▶ _What to work on_
**A.** Answer these questions using the poetry prompt roundup.
(i) Which three words are given this week for Three Word Wednesday?
(ii) Who wrote the article on the tanka form at imaginary garden with real toads?
(iii) What are participants asked to consider at Poets United?
**B.** Copy the passage from the poetry prompt roundup word for word, starting at "Visit Magpie Tales" and ending at "buy more books!".

Over at Jingle Poetry At The Olive Garden the theme this week is: Spring Break, Vacations, Favorite Colors, First Kiss. Next week will be Boating, Water, Mountains, and Birthday Parties. We seem to have lost the friendly welcoming atmosphere of the old garden. You will find the theme immediately on arriving on site. Then if you scroll down several poems, you will find the next week’s.
Visit Magpie Tales for our image prompt. This week’s image is a photograph which made me think of the way we see memories after a while. Head over to see what we have.
Poetry Jam provides us with a prompt from Peggy, this week. She wants us to think about describing an emotion in a tangible way. Go on over to see what else she says.
For you alliterationists out there, visit ABC Wednesday. We meet the link tool, or to be more precise Inlinkz. This is down to the ingenious, intelligent, Aris Korbetus, the name behind INLINKZ…..this week fellow bloggers not only is he writing a piece for our INTRODUCTION – he is also donating a Giveaway Amazon Voucher! Visit. If you win you might be able to buy more books!
The three words this week for Three Word Wednesday are baffle, elegant, and negate. Remember that it’s all about the three words working together. You might try writing down the first thoughts that come into your head as you read these words, before you go on to visit the site for their definitions. They have a particularly good source and I often get ideas from the definitions rather than the given words.
Over at imaginary garden with real toads we get two for one visit. First, we have Grace, who has written an article on the tanka form, and given us some lovely examples. The tanka is fun. Head to the Garden to give it a try. We also have A Word With Laurie which discusses perspective and its connection to our writing. Go play with the toads.
We Write Poems says, Write a poem that expresses the concept of signs, or uses signs to tell a story. Head on over to read the rest of the prompt, because, you know there is a rest of the prompt at WWP.
At Poets United, we are asked to consider feathers. I don’t know about you, but feathers are one of those things like crayola crayons, blowing bubbles, and shells, the things that make me light up when I see them. For some cool photographs and the rest of the prompt head over.

[Dataset records]
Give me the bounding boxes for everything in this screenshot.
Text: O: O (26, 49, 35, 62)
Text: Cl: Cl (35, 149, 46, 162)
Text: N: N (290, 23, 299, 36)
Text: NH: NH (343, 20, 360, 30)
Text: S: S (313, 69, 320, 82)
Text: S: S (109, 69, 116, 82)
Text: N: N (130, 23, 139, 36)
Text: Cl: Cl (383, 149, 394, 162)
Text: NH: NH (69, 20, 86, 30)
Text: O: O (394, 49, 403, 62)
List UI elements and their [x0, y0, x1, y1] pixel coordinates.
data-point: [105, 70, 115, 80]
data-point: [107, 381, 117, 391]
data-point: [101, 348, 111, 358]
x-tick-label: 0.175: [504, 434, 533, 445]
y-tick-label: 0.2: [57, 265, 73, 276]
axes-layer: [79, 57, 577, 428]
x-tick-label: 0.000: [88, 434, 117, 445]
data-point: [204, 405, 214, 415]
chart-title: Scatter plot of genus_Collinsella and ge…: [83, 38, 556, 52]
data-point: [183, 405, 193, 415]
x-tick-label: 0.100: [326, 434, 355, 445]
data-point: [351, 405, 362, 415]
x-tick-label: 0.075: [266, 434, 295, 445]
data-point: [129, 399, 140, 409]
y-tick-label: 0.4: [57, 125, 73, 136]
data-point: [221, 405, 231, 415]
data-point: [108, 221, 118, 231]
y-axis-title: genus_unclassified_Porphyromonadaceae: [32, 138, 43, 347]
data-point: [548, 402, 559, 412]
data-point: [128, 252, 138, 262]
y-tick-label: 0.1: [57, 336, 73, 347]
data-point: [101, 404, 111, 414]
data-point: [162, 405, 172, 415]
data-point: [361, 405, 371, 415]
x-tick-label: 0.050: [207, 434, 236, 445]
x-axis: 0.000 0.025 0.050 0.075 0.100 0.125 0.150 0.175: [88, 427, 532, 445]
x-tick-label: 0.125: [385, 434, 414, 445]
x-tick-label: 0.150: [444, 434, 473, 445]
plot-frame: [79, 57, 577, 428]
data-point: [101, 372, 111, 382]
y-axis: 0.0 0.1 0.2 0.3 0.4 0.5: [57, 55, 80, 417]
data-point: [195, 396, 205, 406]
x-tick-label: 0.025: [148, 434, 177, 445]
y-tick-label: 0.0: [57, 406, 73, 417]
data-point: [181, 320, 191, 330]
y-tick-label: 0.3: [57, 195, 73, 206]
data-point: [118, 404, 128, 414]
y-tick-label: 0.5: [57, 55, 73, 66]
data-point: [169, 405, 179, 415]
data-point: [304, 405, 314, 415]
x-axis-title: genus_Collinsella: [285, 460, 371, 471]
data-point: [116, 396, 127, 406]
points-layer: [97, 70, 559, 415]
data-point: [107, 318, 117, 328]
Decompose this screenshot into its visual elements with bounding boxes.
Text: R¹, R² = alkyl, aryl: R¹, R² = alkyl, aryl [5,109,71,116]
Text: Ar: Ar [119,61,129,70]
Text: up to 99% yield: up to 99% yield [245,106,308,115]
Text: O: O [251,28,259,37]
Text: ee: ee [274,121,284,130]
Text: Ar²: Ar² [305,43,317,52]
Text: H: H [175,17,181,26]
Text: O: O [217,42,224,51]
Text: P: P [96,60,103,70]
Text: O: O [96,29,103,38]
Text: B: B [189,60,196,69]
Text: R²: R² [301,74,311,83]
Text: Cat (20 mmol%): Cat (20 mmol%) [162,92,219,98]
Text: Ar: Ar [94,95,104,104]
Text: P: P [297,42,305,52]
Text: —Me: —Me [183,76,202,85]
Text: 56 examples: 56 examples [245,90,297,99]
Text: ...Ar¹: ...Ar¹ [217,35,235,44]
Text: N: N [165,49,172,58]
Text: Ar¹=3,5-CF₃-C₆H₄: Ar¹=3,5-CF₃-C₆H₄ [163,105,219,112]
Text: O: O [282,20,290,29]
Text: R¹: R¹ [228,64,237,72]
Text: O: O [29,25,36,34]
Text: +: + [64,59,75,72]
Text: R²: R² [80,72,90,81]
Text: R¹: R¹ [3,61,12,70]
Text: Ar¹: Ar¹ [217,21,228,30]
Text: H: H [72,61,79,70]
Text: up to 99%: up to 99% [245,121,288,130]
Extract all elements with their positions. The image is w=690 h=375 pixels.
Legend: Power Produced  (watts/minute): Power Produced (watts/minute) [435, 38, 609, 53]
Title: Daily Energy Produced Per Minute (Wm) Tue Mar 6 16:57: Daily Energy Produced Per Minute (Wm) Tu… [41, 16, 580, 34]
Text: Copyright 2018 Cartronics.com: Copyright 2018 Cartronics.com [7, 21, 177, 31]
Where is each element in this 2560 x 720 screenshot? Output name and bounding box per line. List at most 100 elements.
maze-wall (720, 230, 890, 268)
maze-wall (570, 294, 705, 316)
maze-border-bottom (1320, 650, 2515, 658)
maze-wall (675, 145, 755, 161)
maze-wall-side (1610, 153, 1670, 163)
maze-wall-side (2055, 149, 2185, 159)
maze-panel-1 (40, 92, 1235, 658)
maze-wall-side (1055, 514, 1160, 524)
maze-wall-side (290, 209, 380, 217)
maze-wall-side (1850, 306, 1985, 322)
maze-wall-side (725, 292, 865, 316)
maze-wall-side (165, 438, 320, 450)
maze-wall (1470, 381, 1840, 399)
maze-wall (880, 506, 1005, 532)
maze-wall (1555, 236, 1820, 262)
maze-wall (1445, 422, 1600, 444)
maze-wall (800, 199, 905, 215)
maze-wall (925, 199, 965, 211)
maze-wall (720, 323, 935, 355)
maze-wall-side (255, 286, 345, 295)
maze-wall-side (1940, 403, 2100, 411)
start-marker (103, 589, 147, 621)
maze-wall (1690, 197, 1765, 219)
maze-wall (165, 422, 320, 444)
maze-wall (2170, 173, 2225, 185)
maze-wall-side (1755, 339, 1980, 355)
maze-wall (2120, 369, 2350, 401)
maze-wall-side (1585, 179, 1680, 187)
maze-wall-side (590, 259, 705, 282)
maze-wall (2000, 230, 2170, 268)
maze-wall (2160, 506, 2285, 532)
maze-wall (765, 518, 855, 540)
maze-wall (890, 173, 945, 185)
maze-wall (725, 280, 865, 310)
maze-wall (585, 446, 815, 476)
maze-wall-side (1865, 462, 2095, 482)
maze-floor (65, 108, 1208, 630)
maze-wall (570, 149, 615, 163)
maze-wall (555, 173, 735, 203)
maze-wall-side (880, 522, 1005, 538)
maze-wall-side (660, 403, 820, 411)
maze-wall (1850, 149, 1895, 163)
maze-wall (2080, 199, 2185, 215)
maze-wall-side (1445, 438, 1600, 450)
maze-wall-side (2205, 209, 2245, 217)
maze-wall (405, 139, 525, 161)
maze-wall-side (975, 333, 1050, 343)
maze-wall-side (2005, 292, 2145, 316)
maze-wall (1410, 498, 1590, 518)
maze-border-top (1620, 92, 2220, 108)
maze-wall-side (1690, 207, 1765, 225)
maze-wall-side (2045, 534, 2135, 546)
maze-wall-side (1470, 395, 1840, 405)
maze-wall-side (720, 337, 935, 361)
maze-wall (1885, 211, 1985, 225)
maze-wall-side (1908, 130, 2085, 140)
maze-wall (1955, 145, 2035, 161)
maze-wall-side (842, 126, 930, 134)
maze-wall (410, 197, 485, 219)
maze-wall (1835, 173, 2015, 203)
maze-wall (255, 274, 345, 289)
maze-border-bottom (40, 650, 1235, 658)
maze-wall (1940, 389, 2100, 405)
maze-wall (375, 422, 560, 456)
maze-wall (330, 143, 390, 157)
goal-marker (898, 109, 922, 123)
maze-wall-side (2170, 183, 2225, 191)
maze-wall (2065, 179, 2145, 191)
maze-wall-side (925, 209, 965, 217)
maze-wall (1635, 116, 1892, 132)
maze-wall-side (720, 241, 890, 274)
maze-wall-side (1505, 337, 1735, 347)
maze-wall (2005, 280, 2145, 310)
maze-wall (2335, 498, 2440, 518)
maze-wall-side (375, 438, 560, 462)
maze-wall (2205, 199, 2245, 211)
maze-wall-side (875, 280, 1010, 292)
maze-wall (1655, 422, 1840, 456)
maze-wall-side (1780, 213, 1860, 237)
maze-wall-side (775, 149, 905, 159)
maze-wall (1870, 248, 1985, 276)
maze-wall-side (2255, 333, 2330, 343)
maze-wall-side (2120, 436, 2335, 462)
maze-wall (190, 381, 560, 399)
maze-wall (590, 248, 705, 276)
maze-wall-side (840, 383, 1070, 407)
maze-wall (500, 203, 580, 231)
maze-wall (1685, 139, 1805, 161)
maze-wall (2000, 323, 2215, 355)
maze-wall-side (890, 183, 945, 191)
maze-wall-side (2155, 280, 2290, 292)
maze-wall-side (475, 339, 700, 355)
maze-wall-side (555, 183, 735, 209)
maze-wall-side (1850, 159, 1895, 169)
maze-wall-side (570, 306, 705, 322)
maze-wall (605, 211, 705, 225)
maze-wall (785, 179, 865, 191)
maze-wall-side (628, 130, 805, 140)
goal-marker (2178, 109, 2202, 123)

▶ _Solutions to each task_
**A.**
(i) Baffle, elegant, and negate.
(ii) Grace.
(iii) Feathers.

**B.**
Visit Magpie Tales for our image prompt. This week’s image is a photograph which made me think of the way we see memories after a while. Head over to see what we have.
Poetry Jam provides us with a prompt from Peggy, this week. She wants us to think about describing an emotion in a tangible way. Go on over to see what else she says.
For you alliterationists out there, visit ABC Wednesday. We meet the link tool, or to be more precise Inlinkz. This is down to the ingenious, intelligent, Aris Korbetus, the name behind INLINKZ…..this week fellow bloggers not only is he writing a piece for our INTRODUCTION – he is also donating a Giveaway Amazon Voucher! Visit. If you win you might be able to buy more books!